### DATA
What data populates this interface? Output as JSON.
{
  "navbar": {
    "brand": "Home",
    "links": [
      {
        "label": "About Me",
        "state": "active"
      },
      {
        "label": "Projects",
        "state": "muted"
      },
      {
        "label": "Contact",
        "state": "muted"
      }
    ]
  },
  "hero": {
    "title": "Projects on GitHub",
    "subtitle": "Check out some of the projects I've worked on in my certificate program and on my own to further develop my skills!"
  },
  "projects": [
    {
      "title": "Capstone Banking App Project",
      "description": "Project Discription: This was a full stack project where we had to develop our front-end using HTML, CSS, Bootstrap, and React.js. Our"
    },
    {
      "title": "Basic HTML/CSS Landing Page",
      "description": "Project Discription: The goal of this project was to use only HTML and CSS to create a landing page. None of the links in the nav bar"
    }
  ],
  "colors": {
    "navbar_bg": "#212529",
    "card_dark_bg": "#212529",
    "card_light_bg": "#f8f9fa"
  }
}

### WRITTEN INSTRUCTION
Output the listing above word for word.

### THE RESULT
What data populates this interface? Output as JSON.
{
  "navbar": {
    "brand": "Home",
    "links": [
      {
        "label": "About Me",
        "state": "active"
      },
      {
        "label": "Projects",
        "state": "muted"
      },
      {
        "label": "Contact",
        "state": "muted"
      }
    ]
  },
  "hero": {
    "title": "Projects on GitHub",
    "subtitle": "Check out some of the projects I've worked on in my certificate program and on my own to further develop my skills!"
  },
  "projects": [
    {
      "title": "Capstone Banking App Project",
      "description": "Project Discription: This was a full stack project where we had to develop our front-end using HTML, CSS, Bootstrap, and React.js. Our"
    },
    {
      "title": "Basic HTML/CSS Landing Page",
      "description": "Project Discription: The goal of this project was to use only HTML and CSS to create a landing page. None of the links in the nav bar"
    }
  ],
  "colors": {
    "navbar_bg": "#212529",
    "card_dark_bg": "#212529",
    "card_light_bg": "#f8f9fa"
  }
}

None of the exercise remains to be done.